━━ DATA ROWS

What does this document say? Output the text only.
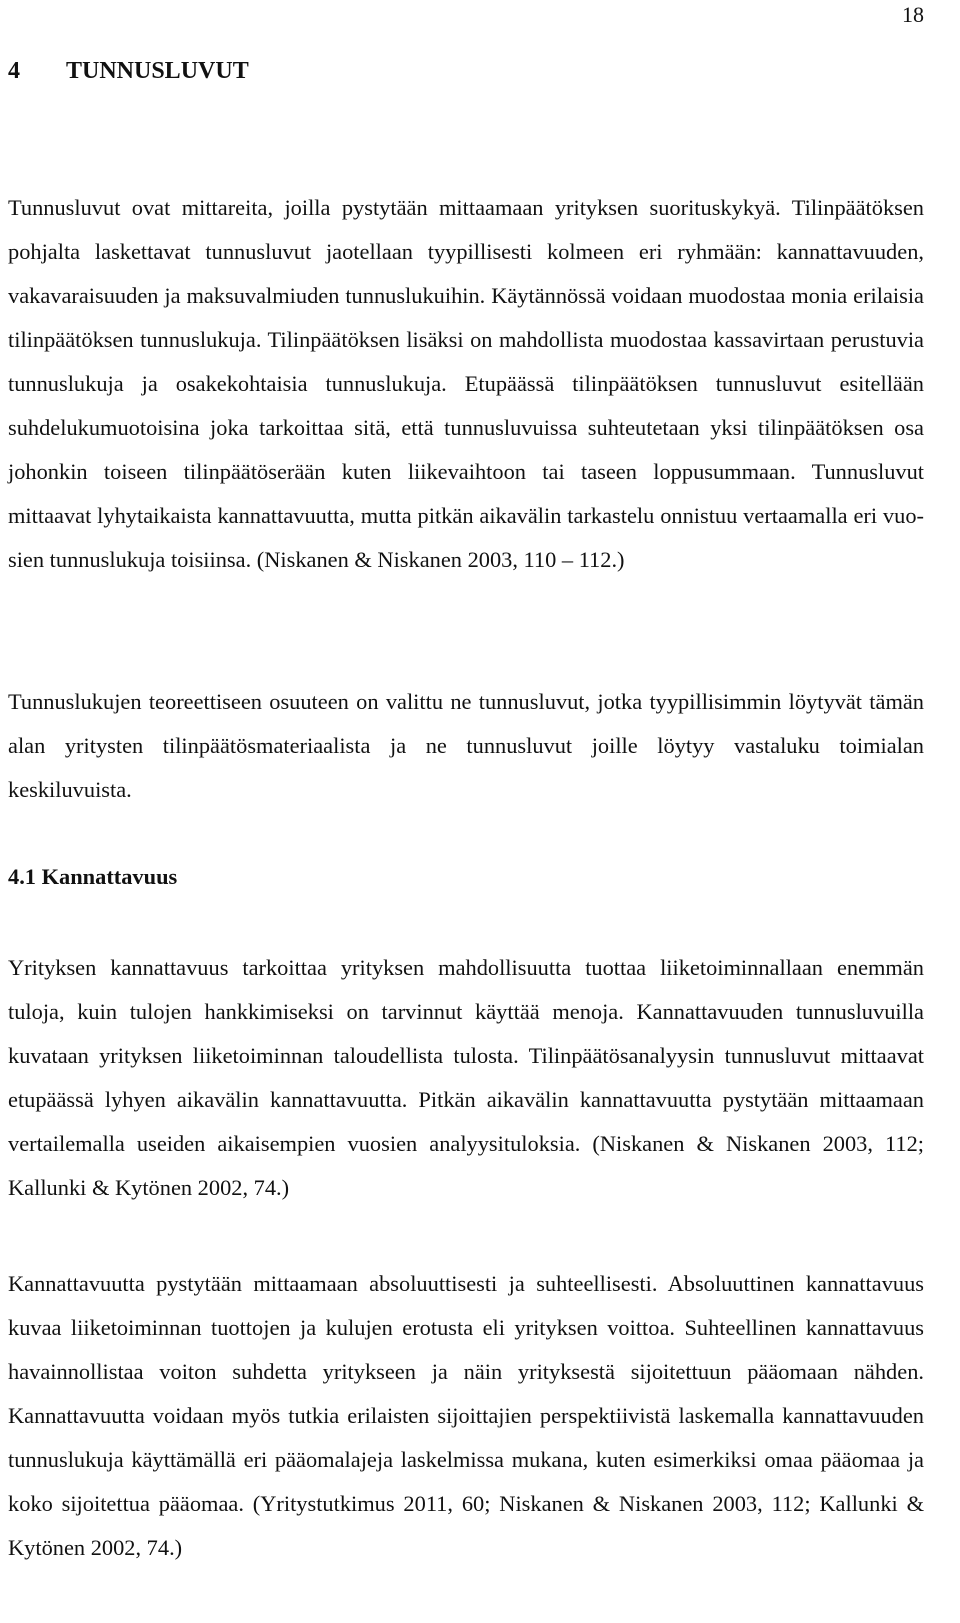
18
4 TUNNUSLUVUT

Tunnusluvut ovat mittareita, joilla pystytään mittaamaan yrityksen suorituskykyä. Tilinpäätöksen pohjalta laskettavat tunnusluvut jaotellaan tyypillisesti kolmeen eri ryhmään: kannattavuuden, vakavaraisuuden ja maksuvalmiuden tunnuslukuihin. Käytännössä voidaan muodostaa monia erilaisia tilinpäätöksen tunnuslukuja. Tilinpäätöksen lisäksi on mahdollista muodostaa kassavirtaan perustuvia tunnuslukuja ja osakekohtaisia tunnuslukuja. Etupäässä tilinpäätöksen tunnusluvut esitellään suhdelukumuotoisina joka tarkoittaa sitä, että tunnusluvuissa suhteutetaan yksi tilinpäätöksen osa johonkin toiseen tilinpäätöserään kuten liikevaihtoon tai taseen loppusummaan. Tunnusluvut mittaavat lyhytaikaista kannattavuutta, mutta pitkän aikavälin tarkastelu onnistuu vertaamalla eri vuosien tunnuslukuja toisiinsa. (Niskanen & Niskanen 2003, 110 – 112.)

Tunnuslukujen teoreettiseen osuuteen on valittu ne tunnusluvut, jotka tyypillisimmin löytyvät tämän alan yritysten tilinpäätösmateriaalista ja ne tunnusluvut joille löytyy vastaluku toimialan keskiluvuista.

4.1 Kannattavuus

Yrityksen kannattavuus tarkoittaa yrityksen mahdollisuutta tuottaa liiketoiminnallaan enemmän tuloja, kuin tulojen hankkimiseksi on tarvinnut käyttää menoja. Kannattavuuden tunnusluvuilla kuvataan yrityksen liiketoiminnan taloudellista tulosta. Tilinpäätösanalyysin tunnusluvut mittaavat etupäässä lyhyen aikavälin kannattavuutta. Pitkän aikavälin kannattavuutta pystytään mittaamaan vertailemalla useiden aikaisempien vuosien analyysituloksia. (Niskanen & Niskanen 2003, 112; Kallunki & Kytönen 2002, 74.)

Kannattavuutta pystytään mittaamaan absoluuttisesti ja suhteellisesti. Absoluuttinen kannattavuus kuvaa liiketoiminnan tuottojen ja kulujen erotusta eli yrityksen voittoa. Suhteellinen kannattavuus havainnollistaa voiton suhdetta yritykseen ja näin yrityksestä sijoitettuun pääomaan nähden. Kannattavuutta voidaan myös tutkia erilaisten sijoittajien perspektiivistä laskemalla kannattavuuden tunnuslukuja käyttämällä eri pääomalajeja laskelmissa mukana, kuten esimerkiksi omaa pääomaa ja koko sijoitettua pääomaa. (Yritystutkimus 2011, 60; Niskanen & Niskanen 2003, 112; Kallunki & Kytönen 2002, 74.)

━━━━

PROBLEM DETAILS:
Using the listing, say how many lines include the word "vuosien", and add nothing else.

WORKED SOLUTION:
2